-- GIVEN PROBLEM --
Could you print every record below exactly as it appears?

[Records that describe figures]
════

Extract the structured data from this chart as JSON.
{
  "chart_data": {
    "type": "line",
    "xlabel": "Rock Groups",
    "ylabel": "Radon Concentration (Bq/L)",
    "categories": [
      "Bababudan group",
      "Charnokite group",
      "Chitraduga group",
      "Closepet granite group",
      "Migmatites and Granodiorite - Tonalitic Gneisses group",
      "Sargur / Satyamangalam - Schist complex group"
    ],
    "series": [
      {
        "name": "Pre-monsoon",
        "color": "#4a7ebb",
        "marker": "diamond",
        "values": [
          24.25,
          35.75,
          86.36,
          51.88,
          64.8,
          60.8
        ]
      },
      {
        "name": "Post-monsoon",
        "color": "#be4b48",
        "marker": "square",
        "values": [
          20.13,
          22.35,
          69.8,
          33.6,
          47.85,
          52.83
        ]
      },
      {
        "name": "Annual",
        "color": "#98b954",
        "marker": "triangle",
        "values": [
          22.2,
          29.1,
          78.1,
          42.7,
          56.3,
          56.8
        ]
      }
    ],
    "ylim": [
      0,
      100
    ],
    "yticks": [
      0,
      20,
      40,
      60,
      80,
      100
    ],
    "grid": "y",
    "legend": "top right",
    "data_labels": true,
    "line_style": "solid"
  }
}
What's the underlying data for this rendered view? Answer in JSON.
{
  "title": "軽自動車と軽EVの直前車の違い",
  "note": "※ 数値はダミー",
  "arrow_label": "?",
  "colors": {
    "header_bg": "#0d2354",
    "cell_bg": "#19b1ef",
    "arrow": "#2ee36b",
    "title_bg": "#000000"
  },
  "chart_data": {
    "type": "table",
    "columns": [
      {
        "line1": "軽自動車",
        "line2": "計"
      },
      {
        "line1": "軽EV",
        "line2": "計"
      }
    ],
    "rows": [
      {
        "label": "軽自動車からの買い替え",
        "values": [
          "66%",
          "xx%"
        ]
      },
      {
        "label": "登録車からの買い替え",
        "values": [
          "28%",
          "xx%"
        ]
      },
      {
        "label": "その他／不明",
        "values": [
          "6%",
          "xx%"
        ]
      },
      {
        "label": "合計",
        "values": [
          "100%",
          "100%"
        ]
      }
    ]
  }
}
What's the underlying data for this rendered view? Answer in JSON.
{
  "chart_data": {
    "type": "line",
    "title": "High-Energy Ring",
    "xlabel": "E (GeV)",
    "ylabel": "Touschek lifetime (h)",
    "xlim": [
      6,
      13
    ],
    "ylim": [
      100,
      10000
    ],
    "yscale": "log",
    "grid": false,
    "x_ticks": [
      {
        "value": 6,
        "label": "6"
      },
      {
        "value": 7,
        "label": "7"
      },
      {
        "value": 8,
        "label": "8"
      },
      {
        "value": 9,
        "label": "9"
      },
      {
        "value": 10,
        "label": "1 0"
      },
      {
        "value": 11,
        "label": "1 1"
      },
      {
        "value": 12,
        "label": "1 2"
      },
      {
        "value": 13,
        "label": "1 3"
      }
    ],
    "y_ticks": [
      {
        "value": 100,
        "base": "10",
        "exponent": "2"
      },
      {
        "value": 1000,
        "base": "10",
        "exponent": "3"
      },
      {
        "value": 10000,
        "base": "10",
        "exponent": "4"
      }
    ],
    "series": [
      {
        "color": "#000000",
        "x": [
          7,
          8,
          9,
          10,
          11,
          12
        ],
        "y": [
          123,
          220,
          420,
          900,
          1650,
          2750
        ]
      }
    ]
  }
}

════

-- ANSWER TO THE PROBLEM --
Extract the structured data from this chart as JSON.
{
  "chart_data": {
    "type": "line",
    "xlabel": "Rock Groups",
    "ylabel": "Radon Concentration (Bq/L)",
    "categories": [
      "Bababudan group",
      "Charnokite group",
      "Chitraduga group",
      "Closepet granite group",
      "Migmatites and Granodiorite - Tonalitic Gneisses group",
      "Sargur / Satyamangalam - Schist complex group"
    ],
    "series": [
      {
        "name": "Pre-monsoon",
        "color": "#4a7ebb",
        "marker": "diamond",
        "values": [
          24.25,
          35.75,
          86.36,
          51.88,
          64.8,
          60.8
        ]
      },
      {
        "name": "Post-monsoon",
        "color": "#be4b48",
        "marker": "square",
        "values": [
          20.13,
          22.35,
          69.8,
          33.6,
          47.85,
          52.83
        ]
      },
      {
        "name": "Annual",
        "color": "#98b954",
        "marker": "triangle",
        "values": [
          22.2,
          29.1,
          78.1,
          42.7,
          56.3,
          56.8
        ]
      }
    ],
    "ylim": [
      0,
      100
    ],
    "yticks": [
      0,
      20,
      40,
      60,
      80,
      100
    ],
    "grid": "y",
    "legend": "top right",
    "data_labels": true,
    "line_style": "solid"
  }
}
What's the underlying data for this rendered view? Answer in JSON.
{
  "title": "軽自動車と軽EVの直前車の違い",
  "note": "※ 数値はダミー",
  "arrow_label": "?",
  "colors": {
    "header_bg": "#0d2354",
    "cell_bg": "#19b1ef",
    "arrow": "#2ee36b",
    "title_bg": "#000000"
  },
  "chart_data": {
    "type": "table",
    "columns": [
      {
        "line1": "軽自動車",
        "line2": "計"
      },
      {
        "line1": "軽EV",
        "line2": "計"
      }
    ],
    "rows": [
      {
        "label": "軽自動車からの買い替え",
        "values": [
          "66%",
          "xx%"
        ]
      },
      {
        "label": "登録車からの買い替え",
        "values": [
          "28%",
          "xx%"
        ]
      },
      {
        "label": "その他／不明",
        "values": [
          "6%",
          "xx%"
        ]
      },
      {
        "label": "合計",
        "values": [
          "100%",
          "100%"
        ]
      }
    ]
  }
}
What's the underlying data for this rendered view? Answer in JSON.
{
  "chart_data": {
    "type": "line",
    "title": "High-Energy Ring",
    "xlabel": "E (GeV)",
    "ylabel": "Touschek lifetime (h)",
    "xlim": [
      6,
      13
    ],
    "ylim": [
      100,
      10000
    ],
    "yscale": "log",
    "grid": false,
    "x_ticks": [
      {
        "value": 6,
        "label": "6"
      },
      {
        "value": 7,
        "label": "7"
      },
      {
        "value": 8,
        "label": "8"
      },
      {
        "value": 9,
        "label": "9"
      },
      {
        "value": 10,
        "label": "1 0"
      },
      {
        "value": 11,
        "label": "1 1"
      },
      {
        "value": 12,
        "label": "1 2"
      },
      {
        "value": 13,
        "label": "1 3"
      }
    ],
    "y_ticks": [
      {
        "value": 100,
        "base": "10",
        "exponent": "2"
      },
      {
        "value": 1000,
        "base": "10",
        "exponent": "3"
      },
      {
        "value": 10000,
        "base": "10",
        "exponent": "4"
      }
    ],
    "series": [
      {
        "color": "#000000",
        "x": [
          7,
          8,
          9,
          10,
          11,
          12
        ],
        "y": [
          123,
          220,
          420,
          900,
          1650,
          2750
        ]
      }
    ]
  }
}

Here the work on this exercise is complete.